=== What is expected ===
For this exercise, repeat all of the material verbatim apart from its images.

=== Dataset entries ===
☆ ☆ ☆ ☆ ☆
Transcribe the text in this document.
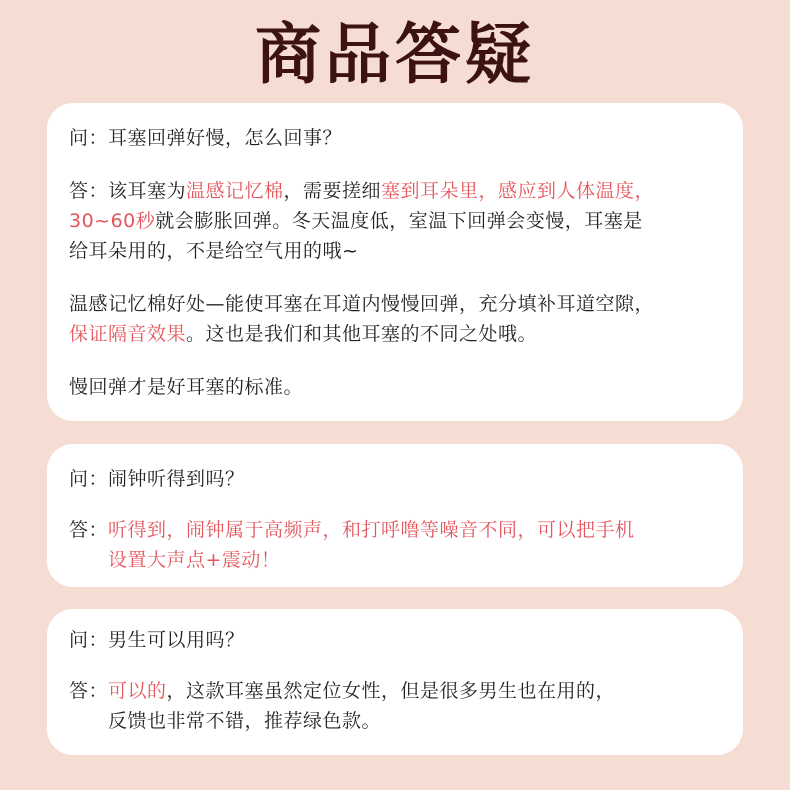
商品答疑

问：耳塞回弹好慢，怎么回事？

答：该耳塞为温感记忆棉，需要搓细塞到耳朵里，感应到人体温度，

30~60秒就会膨胀回弹。冬天温度低，室温下回弹会变慢，耳塞是

给耳朵用的，不是给空气用的哦~

温感记忆棉好处—能使耳塞在耳道内慢慢回弹，充分填补耳道空隙，

保证隔音效果。这也是我们和其他耳塞的不同之处哦。

慢回弹才是好耳塞的标准。

问：闹钟听得到吗？

答： 听得到，闹钟属于高频声，和打呼噜等噪音不同，可以把手机

设置大声点+震动！

问：男生可以用吗？

答： 可以的，这款耳塞虽然定位女性，但是很多男生也在用的，

反馈也非常不错，推荐绿色款。
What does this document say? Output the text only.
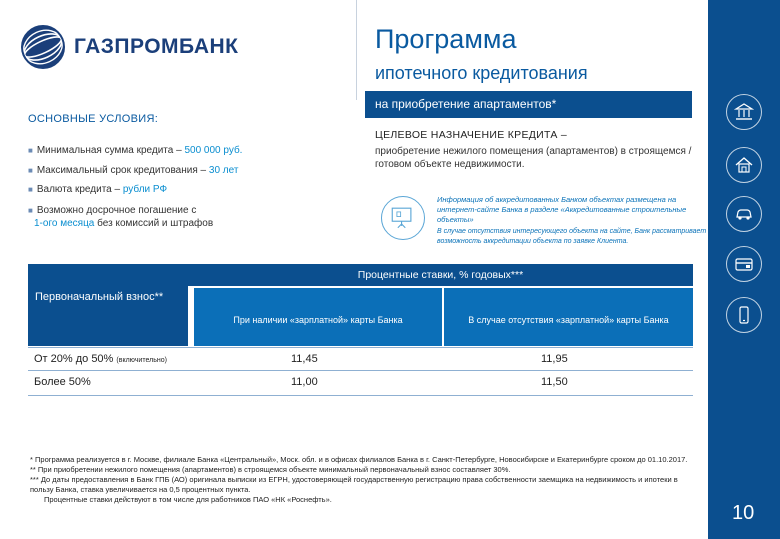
ГАЗПРОМБАНК	Программа
ипотечного кредитования
на приобретение апартаментов*
ОСНОВНЫЕ УСЛОВИЯ:
■ Минимальная сумма кредита – 500 000 руб.
■ Максимальный срок кредитования – 30 лет
■ Валюта кредита – рубли РФ
■ Возможно досрочное погашение с
1-ого месяца без комиссий и штрафов
ЦЕЛЕВОЕ НАЗНАЧЕНИЕ КРЕДИТА –
приобретение нежилого помещения (апартаментов) в строящемся / готовом объекте недвижимости.
Информация об аккредитованных Банком объектах размещена на интернет-сайте Банка в разделе «Аккредитованные строительные объекты»
В случае отсутствия интересующего объекта на сайте, Банк рассматривает возможность аккредитации объекта по заявке Клиента.
Первоначальный взнос**
Процентные ставки, % годовых***
При наличии «зарплатной» карты Банка	В случае отсутствия «зарплатной» карты Банка
От 20% до 50% (включительно)	11,45	11,95
Более 50%	11,00	11,50
* Программа реализуется в г. Москве, филиале Банка «Центральный», Моск. обл. и в офисах филиалов Банка в г. Санкт-Петербурге, Новосибирске и Екатеринбурге сроком до 01.10.2017.
** При приобретении нежилого помещения (апартаментов) в строящемся объекте минимальный первоначальный взнос составляет 30%.
*** До даты предоставления в Банк ГПБ (АО) оригинала выписки из ЕГРН, удостоверяющей государственную регистрацию права собственности заемщика на недвижимость и ипотеки в пользу Банка, ставка увеличивается на 0,5 процентных пункта.
Процентные ставки действуют в том числе для работников ПАО «НК «Роснефть».
10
☆ ☆ ☆ ☆ ☆
=== Solved problem ===
Transcribe the text in this document.
商品答疑

问：耳塞回弹好慢，怎么回事？

答：该耳塞为温感记忆棉，需要搓细塞到耳朵里，感应到人体温度，

30~60秒就会膨胀回弹。冬天温度低，室温下回弹会变慢，耳塞是

给耳朵用的，不是给空气用的哦~

温感记忆棉好处—能使耳塞在耳道内慢慢回弹，充分填补耳道空隙，

保证隔音效果。这也是我们和其他耳塞的不同之处哦。

慢回弹才是好耳塞的标准。

问：闹钟听得到吗？

答： 听得到，闹钟属于高频声，和打呼噜等噪音不同，可以把手机

设置大声点+震动！

问：男生可以用吗？

答： 可以的，这款耳塞虽然定位女性，但是很多男生也在用的，

反馈也非常不错，推荐绿色款。
What does this document say? Output the text only.
ГАЗПРОМБАНК	Программа
ипотечного кредитования
на приобретение апартаментов*
ОСНОВНЫЕ УСЛОВИЯ:
■ Минимальная сумма кредита – 500 000 руб.
■ Максимальный срок кредитования – 30 лет
■ Валюта кредита – рубли РФ
■ Возможно досрочное погашение с
1-ого месяца без комиссий и штрафов
ЦЕЛЕВОЕ НАЗНАЧЕНИЕ КРЕДИТА –
приобретение нежилого помещения (апартаментов) в строящемся / готовом объекте недвижимости.
Информация об аккредитованных Банком объектах размещена на интернет-сайте Банка в разделе «Аккредитованные строительные объекты»
В случае отсутствия интересующего объекта на сайте, Банк рассматривает возможность аккредитации объекта по заявке Клиента.
Первоначальный взнос**
Процентные ставки, % годовых***
При наличии «зарплатной» карты Банка	В случае отсутствия «зарплатной» карты Банка
От 20% до 50% (включительно)	11,45	11,95
Более 50%	11,00	11,50
* Программа реализуется в г. Москве, филиале Банка «Центральный», Моск. обл. и в офисах филиалов Банка в г. Санкт-Петербурге, Новосибирске и Екатеринбурге сроком до 01.10.2017.
** При приобретении нежилого помещения (апартаментов) в строящемся объекте минимальный первоначальный взнос составляет 30%.
*** До даты предоставления в Банк ГПБ (АО) оригинала выписки из ЕГРН, удостоверяющей государственную регистрацию права собственности заемщика на недвижимость и ипотеки в пользу Банка, ставка увеличивается на 0,5 процентных пункта.
Процентные ставки действуют в том числе для работников ПАО «НК «Роснефть».
10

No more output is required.